## Exercise instructions
Exactly as they appear, output all of the records. Skip any images.

Collected data entries:

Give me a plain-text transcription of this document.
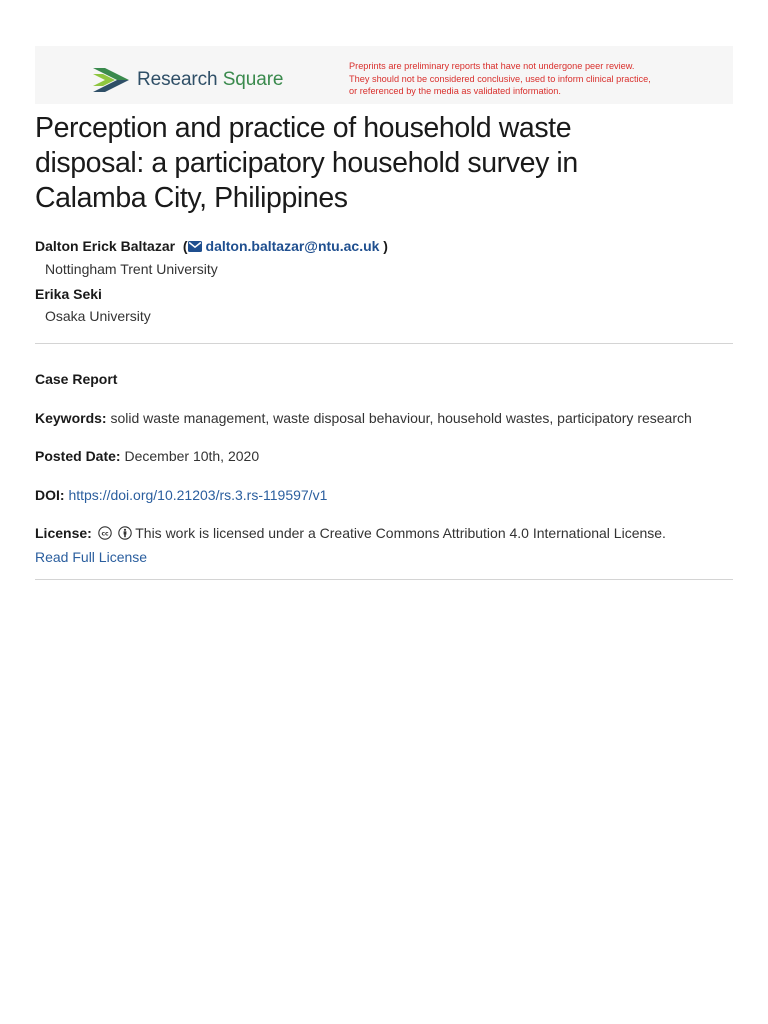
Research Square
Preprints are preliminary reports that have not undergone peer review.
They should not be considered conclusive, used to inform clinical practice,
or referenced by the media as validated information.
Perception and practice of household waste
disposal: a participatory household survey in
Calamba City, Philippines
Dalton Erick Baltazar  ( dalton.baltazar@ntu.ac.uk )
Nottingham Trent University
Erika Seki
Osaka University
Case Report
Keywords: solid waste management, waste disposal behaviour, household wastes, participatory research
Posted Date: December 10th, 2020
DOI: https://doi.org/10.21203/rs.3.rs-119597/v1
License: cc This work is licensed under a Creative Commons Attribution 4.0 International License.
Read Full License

## Answer to the task
Give me a plain-text transcription of this document.
Research Square
Preprints are preliminary reports that have not undergone peer review.
They should not be considered conclusive, used to inform clinical practice,
or referenced by the media as validated information.
Perception and practice of household waste
disposal: a participatory household survey in
Calamba City, Philippines
Dalton Erick Baltazar  ( dalton.baltazar@ntu.ac.uk )
Nottingham Trent University
Erika Seki
Osaka University
Case Report
Keywords: solid waste management, waste disposal behaviour, household wastes, participatory research
Posted Date: December 10th, 2020
DOI: https://doi.org/10.21203/rs.3.rs-119597/v1
License: cc This work is licensed under a Creative Commons Attribution 4.0 International License.
Read Full License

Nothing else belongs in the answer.